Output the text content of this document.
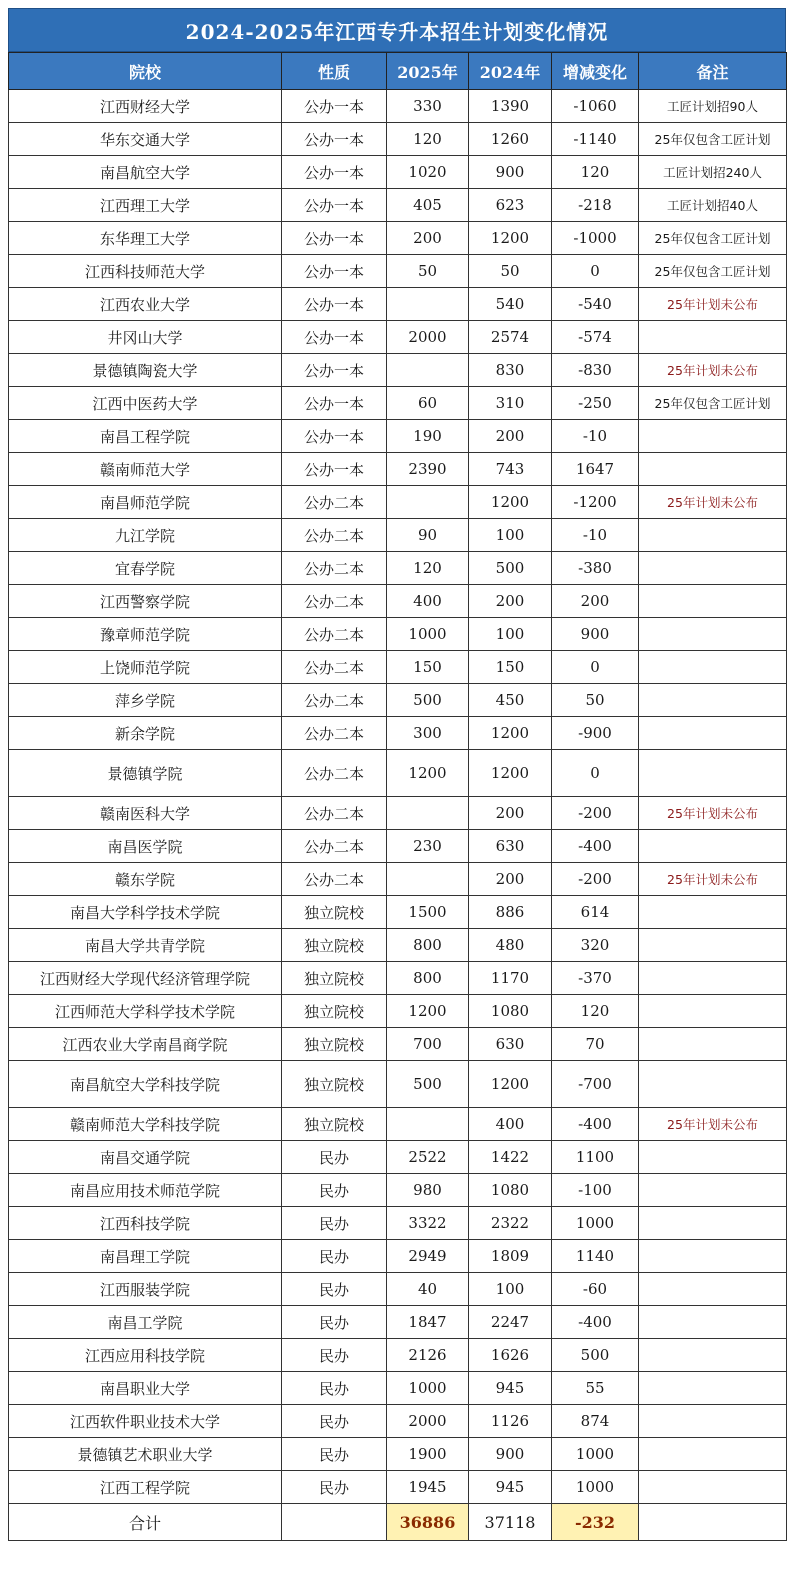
2024-2025年江西专升本招生计划变化情况
院校	性质	2025年	2024年	增减变化	备注
江西财经大学	公办一本	330	1390	-1060	工匠计划招90人
华东交通大学	公办一本	120	1260	-1140	25年仅包含工匠计划
南昌航空大学	公办一本	1020	900	120	工匠计划招240人
江西理工大学	公办一本	405	623	-218	工匠计划招40人
东华理工大学	公办一本	200	1200	-1000	25年仅包含工匠计划
江西科技师范大学	公办一本	50	50	0	25年仅包含工匠计划
江西农业大学	公办一本		540	-540	25年计划未公布
井冈山大学	公办一本	2000	2574	-574	
景德镇陶瓷大学	公办一本		830	-830	25年计划未公布
江西中医药大学	公办一本	60	310	-250	25年仅包含工匠计划
南昌工程学院	公办一本	190	200	-10	
赣南师范大学	公办一本	2390	743	1647	
南昌师范学院	公办二本		1200	-1200	25年计划未公布
九江学院	公办二本	90	100	-10	
宜春学院	公办二本	120	500	-380	
江西警察学院	公办二本	400	200	200	
豫章师范学院	公办二本	1000	100	900	
上饶师范学院	公办二本	150	150	0	
萍乡学院	公办二本	500	450	50	
新余学院	公办二本	300	1200	-900	
景德镇学院	公办二本	1200	1200	0	
赣南医科大学	公办二本		200	-200	25年计划未公布
南昌医学院	公办二本	230	630	-400	
赣东学院	公办二本		200	-200	25年计划未公布
南昌大学科学技术学院	独立院校	1500	886	614	
南昌大学共青学院	独立院校	800	480	320	
江西财经大学现代经济管理学院	独立院校	800	1170	-370	
江西师范大学科学技术学院	独立院校	1200	1080	120	
江西农业大学南昌商学院	独立院校	700	630	70	
南昌航空大学科技学院	独立院校	500	1200	-700	
赣南师范大学科技学院	独立院校		400	-400	25年计划未公布
南昌交通学院	民办	2522	1422	1100	
南昌应用技术师范学院	民办	980	1080	-100	
江西科技学院	民办	3322	2322	1000	
南昌理工学院	民办	2949	1809	1140	
江西服装学院	民办	40	100	-60	
南昌工学院	民办	1847	2247	-400	
江西应用科技学院	民办	2126	1626	500	
南昌职业大学	民办	1000	945	55	
江西软件职业技术大学	民办	2000	1126	874	
景德镇艺术职业大学	民办	1900	900	1000	
江西工程学院	民办	1945	945	1000	
合计		36886	37118	-232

> _GOAL_
Restate the data above exactly, stripping out each image.

> _REPLY TO THE EXERCISE_
Output the text content of this document.
2024-2025年江西专升本招生计划变化情况
院校	性质	2025年	2024年	增减变化	备注
江西财经大学	公办一本	330	1390	-1060	工匠计划招90人
华东交通大学	公办一本	120	1260	-1140	25年仅包含工匠计划
南昌航空大学	公办一本	1020	900	120	工匠计划招240人
江西理工大学	公办一本	405	623	-218	工匠计划招40人
东华理工大学	公办一本	200	1200	-1000	25年仅包含工匠计划
江西科技师范大学	公办一本	50	50	0	25年仅包含工匠计划
江西农业大学	公办一本		540	-540	25年计划未公布
井冈山大学	公办一本	2000	2574	-574	
景德镇陶瓷大学	公办一本		830	-830	25年计划未公布
江西中医药大学	公办一本	60	310	-250	25年仅包含工匠计划
南昌工程学院	公办一本	190	200	-10	
赣南师范大学	公办一本	2390	743	1647	
南昌师范学院	公办二本		1200	-1200	25年计划未公布
九江学院	公办二本	90	100	-10	
宜春学院	公办二本	120	500	-380	
江西警察学院	公办二本	400	200	200	
豫章师范学院	公办二本	1000	100	900	
上饶师范学院	公办二本	150	150	0	
萍乡学院	公办二本	500	450	50	
新余学院	公办二本	300	1200	-900	
景德镇学院	公办二本	1200	1200	0	
赣南医科大学	公办二本		200	-200	25年计划未公布
南昌医学院	公办二本	230	630	-400	
赣东学院	公办二本		200	-200	25年计划未公布
南昌大学科学技术学院	独立院校	1500	886	614	
南昌大学共青学院	独立院校	800	480	320	
江西财经大学现代经济管理学院	独立院校	800	1170	-370	
江西师范大学科学技术学院	独立院校	1200	1080	120	
江西农业大学南昌商学院	独立院校	700	630	70	
南昌航空大学科技学院	独立院校	500	1200	-700	
赣南师范大学科技学院	独立院校		400	-400	25年计划未公布
南昌交通学院	民办	2522	1422	1100	
南昌应用技术师范学院	民办	980	1080	-100	
江西科技学院	民办	3322	2322	1000	
南昌理工学院	民办	2949	1809	1140	
江西服装学院	民办	40	100	-60	
南昌工学院	民办	1847	2247	-400	
江西应用科技学院	民办	2126	1626	500	
南昌职业大学	民办	1000	945	55	
江西软件职业技术大学	民办	2000	1126	874	
景德镇艺术职业大学	民办	1900	900	1000	
江西工程学院	民办	1945	945	1000	
合计		36886	37118	-232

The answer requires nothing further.